--- START Listed entries ---

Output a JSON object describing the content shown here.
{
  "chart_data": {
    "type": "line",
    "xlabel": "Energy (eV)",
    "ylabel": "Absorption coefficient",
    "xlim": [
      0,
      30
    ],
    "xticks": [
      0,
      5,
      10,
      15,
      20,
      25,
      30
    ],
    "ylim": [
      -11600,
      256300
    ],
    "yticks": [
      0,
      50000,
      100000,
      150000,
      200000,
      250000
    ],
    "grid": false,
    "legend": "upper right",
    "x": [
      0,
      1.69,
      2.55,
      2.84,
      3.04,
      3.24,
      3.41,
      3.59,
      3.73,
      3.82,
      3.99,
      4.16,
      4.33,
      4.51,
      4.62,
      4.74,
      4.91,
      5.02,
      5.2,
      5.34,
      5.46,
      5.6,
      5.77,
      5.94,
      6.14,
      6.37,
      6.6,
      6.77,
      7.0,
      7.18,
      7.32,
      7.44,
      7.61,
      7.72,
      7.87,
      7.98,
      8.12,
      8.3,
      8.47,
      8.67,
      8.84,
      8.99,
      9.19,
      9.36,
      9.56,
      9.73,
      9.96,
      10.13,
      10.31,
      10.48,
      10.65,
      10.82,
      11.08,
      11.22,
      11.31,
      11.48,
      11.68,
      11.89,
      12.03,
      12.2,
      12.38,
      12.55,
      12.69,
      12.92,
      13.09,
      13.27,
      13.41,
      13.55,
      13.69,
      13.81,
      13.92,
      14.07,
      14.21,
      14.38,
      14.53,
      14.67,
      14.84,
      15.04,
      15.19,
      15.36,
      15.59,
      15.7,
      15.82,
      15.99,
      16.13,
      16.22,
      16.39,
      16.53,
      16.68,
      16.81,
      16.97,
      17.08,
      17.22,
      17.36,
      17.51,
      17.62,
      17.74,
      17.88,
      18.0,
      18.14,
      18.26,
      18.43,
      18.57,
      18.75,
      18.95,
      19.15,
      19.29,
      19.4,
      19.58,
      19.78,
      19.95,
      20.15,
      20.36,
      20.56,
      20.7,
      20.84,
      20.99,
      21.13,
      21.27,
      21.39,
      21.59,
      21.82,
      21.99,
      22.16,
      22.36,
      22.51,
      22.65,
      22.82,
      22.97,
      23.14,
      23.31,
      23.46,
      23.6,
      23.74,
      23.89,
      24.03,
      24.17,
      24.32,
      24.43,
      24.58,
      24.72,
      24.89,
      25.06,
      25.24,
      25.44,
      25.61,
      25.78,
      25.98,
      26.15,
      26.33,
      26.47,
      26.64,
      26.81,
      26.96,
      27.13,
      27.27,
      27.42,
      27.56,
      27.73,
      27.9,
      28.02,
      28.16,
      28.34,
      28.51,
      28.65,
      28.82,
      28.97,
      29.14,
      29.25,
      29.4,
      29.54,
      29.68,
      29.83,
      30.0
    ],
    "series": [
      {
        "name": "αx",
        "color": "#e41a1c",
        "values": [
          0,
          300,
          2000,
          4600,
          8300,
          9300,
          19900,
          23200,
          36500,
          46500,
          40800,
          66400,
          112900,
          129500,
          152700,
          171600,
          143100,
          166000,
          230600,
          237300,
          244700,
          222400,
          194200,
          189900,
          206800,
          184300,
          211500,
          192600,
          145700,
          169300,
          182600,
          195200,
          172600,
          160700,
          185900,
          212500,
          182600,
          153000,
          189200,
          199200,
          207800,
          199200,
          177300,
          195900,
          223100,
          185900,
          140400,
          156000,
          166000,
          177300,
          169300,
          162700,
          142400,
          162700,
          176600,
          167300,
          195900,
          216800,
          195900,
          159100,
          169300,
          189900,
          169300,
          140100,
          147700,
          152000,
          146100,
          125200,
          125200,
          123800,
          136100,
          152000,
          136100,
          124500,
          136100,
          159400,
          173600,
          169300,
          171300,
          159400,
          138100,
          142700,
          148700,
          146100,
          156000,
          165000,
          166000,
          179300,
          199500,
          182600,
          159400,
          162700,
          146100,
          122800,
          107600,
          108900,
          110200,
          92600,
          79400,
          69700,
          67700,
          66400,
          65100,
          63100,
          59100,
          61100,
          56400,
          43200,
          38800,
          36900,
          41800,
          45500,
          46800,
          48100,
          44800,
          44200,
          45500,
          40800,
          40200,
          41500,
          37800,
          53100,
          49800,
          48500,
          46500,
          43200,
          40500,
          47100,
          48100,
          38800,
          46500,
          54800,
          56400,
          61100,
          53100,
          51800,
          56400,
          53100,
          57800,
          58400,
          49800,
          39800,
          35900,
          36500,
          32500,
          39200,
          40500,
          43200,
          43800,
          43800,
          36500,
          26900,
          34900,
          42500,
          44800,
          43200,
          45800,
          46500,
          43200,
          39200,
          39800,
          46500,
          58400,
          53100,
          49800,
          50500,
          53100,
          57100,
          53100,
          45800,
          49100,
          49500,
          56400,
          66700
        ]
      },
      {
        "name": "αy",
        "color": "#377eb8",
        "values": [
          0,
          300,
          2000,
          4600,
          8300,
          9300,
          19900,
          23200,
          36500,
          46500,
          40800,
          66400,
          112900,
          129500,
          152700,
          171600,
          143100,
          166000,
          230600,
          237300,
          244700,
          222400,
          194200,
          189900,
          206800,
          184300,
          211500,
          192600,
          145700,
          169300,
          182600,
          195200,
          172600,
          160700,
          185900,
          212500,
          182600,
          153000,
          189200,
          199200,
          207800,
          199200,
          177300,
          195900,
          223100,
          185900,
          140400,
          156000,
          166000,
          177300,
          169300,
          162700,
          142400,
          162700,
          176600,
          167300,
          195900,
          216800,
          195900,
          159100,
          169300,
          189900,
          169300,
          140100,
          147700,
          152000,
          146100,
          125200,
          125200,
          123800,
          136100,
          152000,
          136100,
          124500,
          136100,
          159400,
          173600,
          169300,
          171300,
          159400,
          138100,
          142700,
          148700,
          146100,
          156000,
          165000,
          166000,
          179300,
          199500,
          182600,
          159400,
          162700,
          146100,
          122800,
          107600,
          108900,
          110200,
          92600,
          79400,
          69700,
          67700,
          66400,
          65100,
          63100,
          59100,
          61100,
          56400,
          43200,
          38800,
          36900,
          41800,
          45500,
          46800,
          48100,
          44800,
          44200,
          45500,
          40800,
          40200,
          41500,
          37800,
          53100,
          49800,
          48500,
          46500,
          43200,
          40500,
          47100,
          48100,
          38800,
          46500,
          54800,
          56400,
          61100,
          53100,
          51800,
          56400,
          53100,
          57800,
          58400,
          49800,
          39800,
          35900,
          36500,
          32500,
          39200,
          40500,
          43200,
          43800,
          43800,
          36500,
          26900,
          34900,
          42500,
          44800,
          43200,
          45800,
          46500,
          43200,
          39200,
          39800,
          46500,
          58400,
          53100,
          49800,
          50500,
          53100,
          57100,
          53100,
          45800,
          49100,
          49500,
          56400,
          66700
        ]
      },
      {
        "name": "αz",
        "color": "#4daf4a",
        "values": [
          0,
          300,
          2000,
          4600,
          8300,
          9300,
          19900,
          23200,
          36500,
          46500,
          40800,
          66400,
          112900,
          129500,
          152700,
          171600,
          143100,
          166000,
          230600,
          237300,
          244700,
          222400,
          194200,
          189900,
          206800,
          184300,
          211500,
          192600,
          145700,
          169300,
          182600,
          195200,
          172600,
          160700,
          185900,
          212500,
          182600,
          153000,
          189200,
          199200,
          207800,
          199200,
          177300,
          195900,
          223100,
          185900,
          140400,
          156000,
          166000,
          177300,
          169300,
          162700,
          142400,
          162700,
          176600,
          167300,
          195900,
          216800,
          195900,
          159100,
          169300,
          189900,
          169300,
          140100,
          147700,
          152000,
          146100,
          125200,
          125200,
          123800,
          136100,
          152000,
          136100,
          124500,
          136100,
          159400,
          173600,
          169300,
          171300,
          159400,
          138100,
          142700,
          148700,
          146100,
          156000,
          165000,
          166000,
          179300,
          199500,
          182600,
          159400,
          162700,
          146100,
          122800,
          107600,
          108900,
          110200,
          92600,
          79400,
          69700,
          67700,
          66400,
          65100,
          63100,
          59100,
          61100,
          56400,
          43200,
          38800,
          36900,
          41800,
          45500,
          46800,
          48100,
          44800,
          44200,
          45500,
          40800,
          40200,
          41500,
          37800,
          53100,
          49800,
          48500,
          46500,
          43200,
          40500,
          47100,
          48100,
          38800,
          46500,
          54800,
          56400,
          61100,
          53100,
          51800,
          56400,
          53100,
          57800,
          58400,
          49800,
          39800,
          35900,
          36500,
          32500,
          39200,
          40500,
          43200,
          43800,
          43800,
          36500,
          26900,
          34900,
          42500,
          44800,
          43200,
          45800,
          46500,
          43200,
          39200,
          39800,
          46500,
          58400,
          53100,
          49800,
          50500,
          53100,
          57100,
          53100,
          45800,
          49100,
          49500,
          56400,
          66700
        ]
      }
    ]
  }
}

--- END Listed entries ---

Written instruction. Isolate each line of the listing above that includes "color". Copy it.

Written response.
        "color": "#e41a1c",
        "color": "#377eb8",
        "color": "#4daf4a",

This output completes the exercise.